### Information given

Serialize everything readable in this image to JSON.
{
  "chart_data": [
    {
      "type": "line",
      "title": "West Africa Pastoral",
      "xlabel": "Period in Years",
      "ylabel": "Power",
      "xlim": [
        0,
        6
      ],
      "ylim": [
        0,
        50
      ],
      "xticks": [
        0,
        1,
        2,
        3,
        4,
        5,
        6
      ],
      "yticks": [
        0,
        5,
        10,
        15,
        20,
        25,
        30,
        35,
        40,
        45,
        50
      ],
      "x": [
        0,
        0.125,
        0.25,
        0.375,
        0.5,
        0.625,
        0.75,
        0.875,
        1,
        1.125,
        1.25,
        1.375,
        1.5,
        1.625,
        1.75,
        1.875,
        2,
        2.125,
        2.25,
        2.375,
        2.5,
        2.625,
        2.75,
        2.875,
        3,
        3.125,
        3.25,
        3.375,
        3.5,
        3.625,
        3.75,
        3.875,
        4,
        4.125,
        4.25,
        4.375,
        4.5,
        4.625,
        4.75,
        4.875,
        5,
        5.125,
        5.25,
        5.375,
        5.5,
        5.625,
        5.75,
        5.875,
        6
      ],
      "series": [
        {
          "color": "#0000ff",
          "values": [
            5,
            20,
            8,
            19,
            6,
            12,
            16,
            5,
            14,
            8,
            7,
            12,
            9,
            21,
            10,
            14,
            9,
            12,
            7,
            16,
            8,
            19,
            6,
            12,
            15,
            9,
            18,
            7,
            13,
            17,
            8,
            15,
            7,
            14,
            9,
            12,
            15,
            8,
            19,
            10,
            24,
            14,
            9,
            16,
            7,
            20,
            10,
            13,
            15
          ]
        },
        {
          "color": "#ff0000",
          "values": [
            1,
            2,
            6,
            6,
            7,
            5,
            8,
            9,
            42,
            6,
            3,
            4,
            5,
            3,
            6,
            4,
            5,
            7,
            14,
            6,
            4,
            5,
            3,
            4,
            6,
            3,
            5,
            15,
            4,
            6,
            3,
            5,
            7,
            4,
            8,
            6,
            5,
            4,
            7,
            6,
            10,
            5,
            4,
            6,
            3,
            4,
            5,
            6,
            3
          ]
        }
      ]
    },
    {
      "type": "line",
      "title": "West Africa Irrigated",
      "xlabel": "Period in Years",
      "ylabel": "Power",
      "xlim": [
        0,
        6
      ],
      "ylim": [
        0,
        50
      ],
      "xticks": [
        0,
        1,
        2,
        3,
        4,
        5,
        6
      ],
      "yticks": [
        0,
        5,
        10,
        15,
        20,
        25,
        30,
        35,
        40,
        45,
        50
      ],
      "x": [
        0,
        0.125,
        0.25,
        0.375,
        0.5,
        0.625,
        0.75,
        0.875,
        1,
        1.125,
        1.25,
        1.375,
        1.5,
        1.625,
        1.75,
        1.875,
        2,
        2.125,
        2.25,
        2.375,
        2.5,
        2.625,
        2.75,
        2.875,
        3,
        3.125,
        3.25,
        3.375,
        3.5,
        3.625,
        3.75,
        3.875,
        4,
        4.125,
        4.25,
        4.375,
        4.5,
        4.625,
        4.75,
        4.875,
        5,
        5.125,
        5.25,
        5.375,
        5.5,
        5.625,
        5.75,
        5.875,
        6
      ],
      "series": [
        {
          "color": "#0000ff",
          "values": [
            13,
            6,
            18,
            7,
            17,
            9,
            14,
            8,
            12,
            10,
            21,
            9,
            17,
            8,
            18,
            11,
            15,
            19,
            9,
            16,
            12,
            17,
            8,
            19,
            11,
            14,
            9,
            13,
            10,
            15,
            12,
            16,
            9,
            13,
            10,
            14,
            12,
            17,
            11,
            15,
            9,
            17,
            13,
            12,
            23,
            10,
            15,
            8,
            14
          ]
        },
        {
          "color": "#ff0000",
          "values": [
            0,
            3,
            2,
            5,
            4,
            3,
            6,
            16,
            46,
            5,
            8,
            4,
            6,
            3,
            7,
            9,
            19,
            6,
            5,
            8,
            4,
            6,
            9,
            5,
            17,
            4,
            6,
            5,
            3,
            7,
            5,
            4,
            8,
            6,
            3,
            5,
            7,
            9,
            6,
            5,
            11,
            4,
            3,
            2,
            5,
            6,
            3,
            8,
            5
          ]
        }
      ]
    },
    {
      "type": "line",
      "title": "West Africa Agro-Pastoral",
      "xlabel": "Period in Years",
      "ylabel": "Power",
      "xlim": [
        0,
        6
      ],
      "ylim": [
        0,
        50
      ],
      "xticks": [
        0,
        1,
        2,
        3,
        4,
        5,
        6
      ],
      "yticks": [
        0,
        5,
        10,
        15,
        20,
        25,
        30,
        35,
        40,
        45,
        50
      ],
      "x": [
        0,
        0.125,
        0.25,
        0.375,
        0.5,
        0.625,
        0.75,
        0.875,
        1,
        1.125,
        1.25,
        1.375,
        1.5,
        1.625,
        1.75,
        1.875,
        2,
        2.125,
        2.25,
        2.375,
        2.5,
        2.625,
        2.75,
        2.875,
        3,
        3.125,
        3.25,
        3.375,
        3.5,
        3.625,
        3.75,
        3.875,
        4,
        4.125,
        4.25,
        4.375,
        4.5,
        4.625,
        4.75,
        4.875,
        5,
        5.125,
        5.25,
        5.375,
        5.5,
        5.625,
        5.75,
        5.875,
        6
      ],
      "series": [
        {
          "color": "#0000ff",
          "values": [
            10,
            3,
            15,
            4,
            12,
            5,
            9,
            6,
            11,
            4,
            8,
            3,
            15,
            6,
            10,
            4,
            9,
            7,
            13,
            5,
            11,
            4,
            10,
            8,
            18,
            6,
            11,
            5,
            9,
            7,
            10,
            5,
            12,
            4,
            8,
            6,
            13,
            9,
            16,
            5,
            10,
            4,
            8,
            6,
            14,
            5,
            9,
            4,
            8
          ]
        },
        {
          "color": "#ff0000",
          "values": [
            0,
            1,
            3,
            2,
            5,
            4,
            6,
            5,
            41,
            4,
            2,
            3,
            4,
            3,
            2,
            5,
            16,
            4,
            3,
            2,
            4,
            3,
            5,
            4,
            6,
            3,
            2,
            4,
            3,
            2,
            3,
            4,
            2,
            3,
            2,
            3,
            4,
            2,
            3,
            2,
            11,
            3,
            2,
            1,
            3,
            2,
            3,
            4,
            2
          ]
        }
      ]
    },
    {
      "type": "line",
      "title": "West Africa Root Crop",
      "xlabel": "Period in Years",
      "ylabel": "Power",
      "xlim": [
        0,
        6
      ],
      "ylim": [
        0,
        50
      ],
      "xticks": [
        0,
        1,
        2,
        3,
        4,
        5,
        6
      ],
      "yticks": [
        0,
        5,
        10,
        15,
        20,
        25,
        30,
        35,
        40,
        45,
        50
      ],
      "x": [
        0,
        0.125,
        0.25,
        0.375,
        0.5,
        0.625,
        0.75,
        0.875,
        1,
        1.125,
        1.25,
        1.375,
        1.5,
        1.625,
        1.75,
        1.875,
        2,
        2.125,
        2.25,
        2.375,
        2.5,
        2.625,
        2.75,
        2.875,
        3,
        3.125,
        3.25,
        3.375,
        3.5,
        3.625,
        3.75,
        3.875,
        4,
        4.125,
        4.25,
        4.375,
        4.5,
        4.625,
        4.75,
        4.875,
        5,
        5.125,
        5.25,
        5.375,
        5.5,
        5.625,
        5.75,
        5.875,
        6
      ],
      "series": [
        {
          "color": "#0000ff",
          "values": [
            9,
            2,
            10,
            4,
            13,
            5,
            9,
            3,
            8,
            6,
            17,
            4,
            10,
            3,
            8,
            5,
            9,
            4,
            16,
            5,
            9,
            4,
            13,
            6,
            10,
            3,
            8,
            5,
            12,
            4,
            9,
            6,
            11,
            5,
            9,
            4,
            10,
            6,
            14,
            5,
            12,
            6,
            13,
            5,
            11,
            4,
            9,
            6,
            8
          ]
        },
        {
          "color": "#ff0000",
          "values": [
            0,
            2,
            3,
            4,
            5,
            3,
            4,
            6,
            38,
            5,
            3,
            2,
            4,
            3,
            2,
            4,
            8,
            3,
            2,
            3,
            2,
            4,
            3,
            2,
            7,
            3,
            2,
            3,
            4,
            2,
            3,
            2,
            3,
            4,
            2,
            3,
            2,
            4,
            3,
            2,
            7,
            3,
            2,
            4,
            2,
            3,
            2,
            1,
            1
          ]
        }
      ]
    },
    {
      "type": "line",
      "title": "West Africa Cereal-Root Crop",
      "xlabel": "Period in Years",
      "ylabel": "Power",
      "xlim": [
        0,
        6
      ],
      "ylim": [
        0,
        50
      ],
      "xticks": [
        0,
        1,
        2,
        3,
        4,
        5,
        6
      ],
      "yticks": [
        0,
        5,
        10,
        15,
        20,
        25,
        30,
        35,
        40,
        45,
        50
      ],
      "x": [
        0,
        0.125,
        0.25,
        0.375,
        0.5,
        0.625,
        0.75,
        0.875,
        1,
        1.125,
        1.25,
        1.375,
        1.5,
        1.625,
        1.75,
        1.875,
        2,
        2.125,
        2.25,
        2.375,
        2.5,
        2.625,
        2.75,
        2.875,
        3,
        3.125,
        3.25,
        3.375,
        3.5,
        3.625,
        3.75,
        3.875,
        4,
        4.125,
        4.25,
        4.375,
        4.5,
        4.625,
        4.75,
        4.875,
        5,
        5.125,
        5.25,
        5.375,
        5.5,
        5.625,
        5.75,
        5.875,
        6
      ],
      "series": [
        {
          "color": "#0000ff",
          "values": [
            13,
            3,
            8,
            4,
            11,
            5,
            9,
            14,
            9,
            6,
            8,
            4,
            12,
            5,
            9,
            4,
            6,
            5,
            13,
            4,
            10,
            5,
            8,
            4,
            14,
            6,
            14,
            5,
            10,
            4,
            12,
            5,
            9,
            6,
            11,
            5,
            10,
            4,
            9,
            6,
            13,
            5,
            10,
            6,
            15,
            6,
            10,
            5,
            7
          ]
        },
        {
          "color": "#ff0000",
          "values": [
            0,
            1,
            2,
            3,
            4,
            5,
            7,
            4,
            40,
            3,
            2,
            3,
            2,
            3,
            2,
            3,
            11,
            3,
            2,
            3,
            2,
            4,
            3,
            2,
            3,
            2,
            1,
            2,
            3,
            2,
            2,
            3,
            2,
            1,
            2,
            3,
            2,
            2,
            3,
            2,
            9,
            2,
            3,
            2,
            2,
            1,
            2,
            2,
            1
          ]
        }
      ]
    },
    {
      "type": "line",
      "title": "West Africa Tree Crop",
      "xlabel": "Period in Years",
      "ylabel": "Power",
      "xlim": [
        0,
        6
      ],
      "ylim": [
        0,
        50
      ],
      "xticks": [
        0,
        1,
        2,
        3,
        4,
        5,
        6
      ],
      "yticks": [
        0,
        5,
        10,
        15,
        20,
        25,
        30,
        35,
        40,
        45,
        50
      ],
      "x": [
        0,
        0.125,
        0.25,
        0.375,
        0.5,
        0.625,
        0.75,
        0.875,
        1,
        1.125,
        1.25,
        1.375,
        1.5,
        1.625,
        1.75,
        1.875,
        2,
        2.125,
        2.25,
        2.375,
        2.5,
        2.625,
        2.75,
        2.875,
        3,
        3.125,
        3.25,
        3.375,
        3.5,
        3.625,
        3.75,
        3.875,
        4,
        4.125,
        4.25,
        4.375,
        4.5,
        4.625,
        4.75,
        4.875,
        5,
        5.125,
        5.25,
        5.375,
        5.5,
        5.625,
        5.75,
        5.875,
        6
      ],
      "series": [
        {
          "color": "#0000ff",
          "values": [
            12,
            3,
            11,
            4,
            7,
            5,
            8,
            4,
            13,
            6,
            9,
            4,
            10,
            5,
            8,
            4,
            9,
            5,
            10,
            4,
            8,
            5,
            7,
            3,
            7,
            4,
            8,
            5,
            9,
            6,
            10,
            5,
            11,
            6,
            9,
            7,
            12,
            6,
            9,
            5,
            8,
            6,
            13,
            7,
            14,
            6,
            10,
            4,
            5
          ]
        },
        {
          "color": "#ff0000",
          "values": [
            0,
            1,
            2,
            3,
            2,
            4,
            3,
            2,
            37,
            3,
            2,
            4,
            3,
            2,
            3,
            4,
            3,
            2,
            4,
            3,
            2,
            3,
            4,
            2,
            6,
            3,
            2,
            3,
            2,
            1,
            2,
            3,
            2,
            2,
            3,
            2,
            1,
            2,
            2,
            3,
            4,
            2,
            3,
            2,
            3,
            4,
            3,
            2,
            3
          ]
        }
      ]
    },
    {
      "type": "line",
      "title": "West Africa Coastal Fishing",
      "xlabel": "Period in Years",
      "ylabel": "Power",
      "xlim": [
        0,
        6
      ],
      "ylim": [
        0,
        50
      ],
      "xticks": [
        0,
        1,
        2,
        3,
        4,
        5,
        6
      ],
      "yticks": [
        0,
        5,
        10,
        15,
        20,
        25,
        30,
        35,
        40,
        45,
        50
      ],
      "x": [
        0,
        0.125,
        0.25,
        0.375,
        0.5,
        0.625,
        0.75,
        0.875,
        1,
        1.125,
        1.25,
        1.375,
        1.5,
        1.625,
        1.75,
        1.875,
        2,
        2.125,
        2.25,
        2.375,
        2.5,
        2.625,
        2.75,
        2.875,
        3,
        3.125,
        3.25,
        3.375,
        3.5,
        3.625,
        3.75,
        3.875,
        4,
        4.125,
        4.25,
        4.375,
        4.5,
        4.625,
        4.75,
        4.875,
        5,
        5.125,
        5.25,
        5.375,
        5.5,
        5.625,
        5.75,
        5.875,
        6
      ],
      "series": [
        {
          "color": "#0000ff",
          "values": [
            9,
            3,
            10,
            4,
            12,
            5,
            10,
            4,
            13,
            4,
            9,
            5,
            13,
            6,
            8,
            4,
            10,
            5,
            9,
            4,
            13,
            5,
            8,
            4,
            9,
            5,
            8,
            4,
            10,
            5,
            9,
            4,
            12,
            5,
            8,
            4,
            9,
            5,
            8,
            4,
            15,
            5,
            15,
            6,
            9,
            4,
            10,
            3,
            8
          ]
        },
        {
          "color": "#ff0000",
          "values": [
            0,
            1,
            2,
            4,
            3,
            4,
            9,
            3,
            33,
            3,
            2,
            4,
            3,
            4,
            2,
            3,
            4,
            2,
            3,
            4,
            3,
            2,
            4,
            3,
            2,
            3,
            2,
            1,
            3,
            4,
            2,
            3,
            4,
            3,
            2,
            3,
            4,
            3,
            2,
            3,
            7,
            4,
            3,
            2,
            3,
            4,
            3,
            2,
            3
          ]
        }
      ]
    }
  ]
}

### What to produce
Copy out the lines in which the string "title" appears.

### Complete answer
      "title": "West Africa Pastoral",
      "title": "West Africa Irrigated",
      "title": "West Africa Agro-Pastoral",
      "title": "West Africa Root Crop",
      "title": "West Africa Cereal-Root Crop",
      "title": "West Africa Tree Crop",
      "title": "West Africa Coastal Fishing",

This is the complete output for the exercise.